**EXERCISE DIRECTIONS:** Set down the material once more, exactly as it appears.

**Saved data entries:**
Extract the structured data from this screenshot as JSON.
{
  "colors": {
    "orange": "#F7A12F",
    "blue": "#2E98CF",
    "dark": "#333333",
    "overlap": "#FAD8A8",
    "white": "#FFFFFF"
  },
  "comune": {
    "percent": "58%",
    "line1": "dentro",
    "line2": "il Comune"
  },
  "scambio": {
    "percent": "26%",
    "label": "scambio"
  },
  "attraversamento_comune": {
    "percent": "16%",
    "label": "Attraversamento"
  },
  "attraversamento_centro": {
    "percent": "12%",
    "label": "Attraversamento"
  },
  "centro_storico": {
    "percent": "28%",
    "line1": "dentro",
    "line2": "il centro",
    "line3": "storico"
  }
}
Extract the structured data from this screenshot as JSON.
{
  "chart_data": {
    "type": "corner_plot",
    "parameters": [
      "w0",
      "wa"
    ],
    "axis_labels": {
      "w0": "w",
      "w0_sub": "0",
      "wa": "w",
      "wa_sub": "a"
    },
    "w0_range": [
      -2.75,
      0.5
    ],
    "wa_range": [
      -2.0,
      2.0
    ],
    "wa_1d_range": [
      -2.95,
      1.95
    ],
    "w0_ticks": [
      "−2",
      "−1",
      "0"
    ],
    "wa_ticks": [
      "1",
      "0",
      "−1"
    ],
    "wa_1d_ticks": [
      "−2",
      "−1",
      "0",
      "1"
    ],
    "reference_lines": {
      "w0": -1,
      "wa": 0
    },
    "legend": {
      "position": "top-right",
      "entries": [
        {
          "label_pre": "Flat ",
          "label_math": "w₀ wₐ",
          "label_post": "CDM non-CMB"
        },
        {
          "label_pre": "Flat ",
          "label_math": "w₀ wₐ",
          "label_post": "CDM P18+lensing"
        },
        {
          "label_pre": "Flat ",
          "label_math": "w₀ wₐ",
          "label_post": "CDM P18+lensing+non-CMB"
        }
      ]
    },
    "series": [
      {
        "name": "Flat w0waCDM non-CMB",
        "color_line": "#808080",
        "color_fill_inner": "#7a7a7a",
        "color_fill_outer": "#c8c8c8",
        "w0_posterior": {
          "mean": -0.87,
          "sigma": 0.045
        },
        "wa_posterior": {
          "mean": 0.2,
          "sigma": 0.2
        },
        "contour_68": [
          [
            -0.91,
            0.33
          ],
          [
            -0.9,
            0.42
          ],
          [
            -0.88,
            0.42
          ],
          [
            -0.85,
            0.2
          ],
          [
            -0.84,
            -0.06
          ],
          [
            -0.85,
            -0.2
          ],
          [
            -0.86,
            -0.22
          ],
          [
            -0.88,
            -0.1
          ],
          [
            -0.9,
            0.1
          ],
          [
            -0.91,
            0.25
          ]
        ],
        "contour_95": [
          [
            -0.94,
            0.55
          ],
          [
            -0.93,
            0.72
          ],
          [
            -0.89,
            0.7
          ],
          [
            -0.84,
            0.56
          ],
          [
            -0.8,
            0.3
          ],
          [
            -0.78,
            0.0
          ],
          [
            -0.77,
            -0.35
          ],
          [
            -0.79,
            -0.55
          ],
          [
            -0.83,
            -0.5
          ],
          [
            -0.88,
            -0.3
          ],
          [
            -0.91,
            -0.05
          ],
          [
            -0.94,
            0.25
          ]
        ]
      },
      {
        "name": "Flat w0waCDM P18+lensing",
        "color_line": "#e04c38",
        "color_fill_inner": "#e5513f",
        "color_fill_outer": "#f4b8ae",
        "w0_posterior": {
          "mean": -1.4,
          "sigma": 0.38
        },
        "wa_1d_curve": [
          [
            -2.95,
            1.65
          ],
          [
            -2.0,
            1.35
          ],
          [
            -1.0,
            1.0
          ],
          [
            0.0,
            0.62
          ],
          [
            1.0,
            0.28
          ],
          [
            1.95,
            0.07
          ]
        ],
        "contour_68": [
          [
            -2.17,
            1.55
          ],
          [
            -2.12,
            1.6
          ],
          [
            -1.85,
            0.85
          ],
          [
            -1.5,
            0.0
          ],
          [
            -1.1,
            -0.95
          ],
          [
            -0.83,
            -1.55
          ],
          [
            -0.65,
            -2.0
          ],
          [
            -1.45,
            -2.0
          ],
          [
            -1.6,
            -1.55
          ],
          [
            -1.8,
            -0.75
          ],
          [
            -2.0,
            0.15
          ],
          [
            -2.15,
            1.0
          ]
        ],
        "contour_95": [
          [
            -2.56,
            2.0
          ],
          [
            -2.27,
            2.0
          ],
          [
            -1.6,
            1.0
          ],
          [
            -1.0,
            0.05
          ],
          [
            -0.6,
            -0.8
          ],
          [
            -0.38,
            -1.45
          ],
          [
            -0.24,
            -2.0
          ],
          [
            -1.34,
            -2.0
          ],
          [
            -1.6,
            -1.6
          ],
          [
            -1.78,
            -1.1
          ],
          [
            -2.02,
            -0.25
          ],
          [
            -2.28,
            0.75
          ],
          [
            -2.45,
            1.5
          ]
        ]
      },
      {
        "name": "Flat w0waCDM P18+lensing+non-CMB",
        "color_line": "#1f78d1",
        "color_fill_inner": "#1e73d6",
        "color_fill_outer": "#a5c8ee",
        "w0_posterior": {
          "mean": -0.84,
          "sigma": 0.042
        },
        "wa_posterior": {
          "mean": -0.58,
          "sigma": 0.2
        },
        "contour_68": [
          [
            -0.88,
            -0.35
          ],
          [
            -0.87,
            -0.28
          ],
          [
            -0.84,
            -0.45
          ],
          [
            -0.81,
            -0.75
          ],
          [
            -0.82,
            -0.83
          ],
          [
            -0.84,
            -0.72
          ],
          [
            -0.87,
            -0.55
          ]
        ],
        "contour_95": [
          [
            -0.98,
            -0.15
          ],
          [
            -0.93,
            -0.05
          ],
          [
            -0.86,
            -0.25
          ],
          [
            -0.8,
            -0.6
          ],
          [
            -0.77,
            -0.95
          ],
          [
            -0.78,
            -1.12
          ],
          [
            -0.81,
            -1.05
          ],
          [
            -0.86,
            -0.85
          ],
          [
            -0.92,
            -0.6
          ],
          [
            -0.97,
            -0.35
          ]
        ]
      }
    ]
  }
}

**WRITTEN ANSWER:**
Extract the structured data from this screenshot as JSON.
{
  "colors": {
    "orange": "#F7A12F",
    "blue": "#2E98CF",
    "dark": "#333333",
    "overlap": "#FAD8A8",
    "white": "#FFFFFF"
  },
  "comune": {
    "percent": "58%",
    "line1": "dentro",
    "line2": "il Comune"
  },
  "scambio": {
    "percent": "26%",
    "label": "scambio"
  },
  "attraversamento_comune": {
    "percent": "16%",
    "label": "Attraversamento"
  },
  "attraversamento_centro": {
    "percent": "12%",
    "label": "Attraversamento"
  },
  "centro_storico": {
    "percent": "28%",
    "line1": "dentro",
    "line2": "il centro",
    "line3": "storico"
  }
}
Extract the structured data from this screenshot as JSON.
{
  "chart_data": {
    "type": "corner_plot",
    "parameters": [
      "w0",
      "wa"
    ],
    "axis_labels": {
      "w0": "w",
      "w0_sub": "0",
      "wa": "w",
      "wa_sub": "a"
    },
    "w0_range": [
      -2.75,
      0.5
    ],
    "wa_range": [
      -2.0,
      2.0
    ],
    "wa_1d_range": [
      -2.95,
      1.95
    ],
    "w0_ticks": [
      "−2",
      "−1",
      "0"
    ],
    "wa_ticks": [
      "1",
      "0",
      "−1"
    ],
    "wa_1d_ticks": [
      "−2",
      "−1",
      "0",
      "1"
    ],
    "reference_lines": {
      "w0": -1,
      "wa": 0
    },
    "legend": {
      "position": "top-right",
      "entries": [
        {
          "label_pre": "Flat ",
          "label_math": "w₀ wₐ",
          "label_post": "CDM non-CMB"
        },
        {
          "label_pre": "Flat ",
          "label_math": "w₀ wₐ",
          "label_post": "CDM P18+lensing"
        },
        {
          "label_pre": "Flat ",
          "label_math": "w₀ wₐ",
          "label_post": "CDM P18+lensing+non-CMB"
        }
      ]
    },
    "series": [
      {
        "name": "Flat w0waCDM non-CMB",
        "color_line": "#808080",
        "color_fill_inner": "#7a7a7a",
        "color_fill_outer": "#c8c8c8",
        "w0_posterior": {
          "mean": -0.87,
          "sigma": 0.045
        },
        "wa_posterior": {
          "mean": 0.2,
          "sigma": 0.2
        },
        "contour_68": [
          [
            -0.91,
            0.33
          ],
          [
            -0.9,
            0.42
          ],
          [
            -0.88,
            0.42
          ],
          [
            -0.85,
            0.2
          ],
          [
            -0.84,
            -0.06
          ],
          [
            -0.85,
            -0.2
          ],
          [
            -0.86,
            -0.22
          ],
          [
            -0.88,
            -0.1
          ],
          [
            -0.9,
            0.1
          ],
          [
            -0.91,
            0.25
          ]
        ],
        "contour_95": [
          [
            -0.94,
            0.55
          ],
          [
            -0.93,
            0.72
          ],
          [
            -0.89,
            0.7
          ],
          [
            -0.84,
            0.56
          ],
          [
            -0.8,
            0.3
          ],
          [
            -0.78,
            0.0
          ],
          [
            -0.77,
            -0.35
          ],
          [
            -0.79,
            -0.55
          ],
          [
            -0.83,
            -0.5
          ],
          [
            -0.88,
            -0.3
          ],
          [
            -0.91,
            -0.05
          ],
          [
            -0.94,
            0.25
          ]
        ]
      },
      {
        "name": "Flat w0waCDM P18+lensing",
        "color_line": "#e04c38",
        "color_fill_inner": "#e5513f",
        "color_fill_outer": "#f4b8ae",
        "w0_posterior": {
          "mean": -1.4,
          "sigma": 0.38
        },
        "wa_1d_curve": [
          [
            -2.95,
            1.65
          ],
          [
            -2.0,
            1.35
          ],
          [
            -1.0,
            1.0
          ],
          [
            0.0,
            0.62
          ],
          [
            1.0,
            0.28
          ],
          [
            1.95,
            0.07
          ]
        ],
        "contour_68": [
          [
            -2.17,
            1.55
          ],
          [
            -2.12,
            1.6
          ],
          [
            -1.85,
            0.85
          ],
          [
            -1.5,
            0.0
          ],
          [
            -1.1,
            -0.95
          ],
          [
            -0.83,
            -1.55
          ],
          [
            -0.65,
            -2.0
          ],
          [
            -1.45,
            -2.0
          ],
          [
            -1.6,
            -1.55
          ],
          [
            -1.8,
            -0.75
          ],
          [
            -2.0,
            0.15
          ],
          [
            -2.15,
            1.0
          ]
        ],
        "contour_95": [
          [
            -2.56,
            2.0
          ],
          [
            -2.27,
            2.0
          ],
          [
            -1.6,
            1.0
          ],
          [
            -1.0,
            0.05
          ],
          [
            -0.6,
            -0.8
          ],
          [
            -0.38,
            -1.45
          ],
          [
            -0.24,
            -2.0
          ],
          [
            -1.34,
            -2.0
          ],
          [
            -1.6,
            -1.6
          ],
          [
            -1.78,
            -1.1
          ],
          [
            -2.02,
            -0.25
          ],
          [
            -2.28,
            0.75
          ],
          [
            -2.45,
            1.5
          ]
        ]
      },
      {
        "name": "Flat w0waCDM P18+lensing+non-CMB",
        "color_line": "#1f78d1",
        "color_fill_inner": "#1e73d6",
        "color_fill_outer": "#a5c8ee",
        "w0_posterior": {
          "mean": -0.84,
          "sigma": 0.042
        },
        "wa_posterior": {
          "mean": -0.58,
          "sigma": 0.2
        },
        "contour_68": [
          [
            -0.88,
            -0.35
          ],
          [
            -0.87,
            -0.28
          ],
          [
            -0.84,
            -0.45
          ],
          [
            -0.81,
            -0.75
          ],
          [
            -0.82,
            -0.83
          ],
          [
            -0.84,
            -0.72
          ],
          [
            -0.87,
            -0.55
          ]
        ],
        "contour_95": [
          [
            -0.98,
            -0.15
          ],
          [
            -0.93,
            -0.05
          ],
          [
            -0.86,
            -0.25
          ],
          [
            -0.8,
            -0.6
          ],
          [
            -0.77,
            -0.95
          ],
          [
            -0.78,
            -1.12
          ],
          [
            -0.81,
            -1.05
          ],
          [
            -0.86,
            -0.85
          ],
          [
            -0.92,
            -0.6
          ],
          [
            -0.97,
            -0.35
          ]
        ]
      }
    ]
  }
}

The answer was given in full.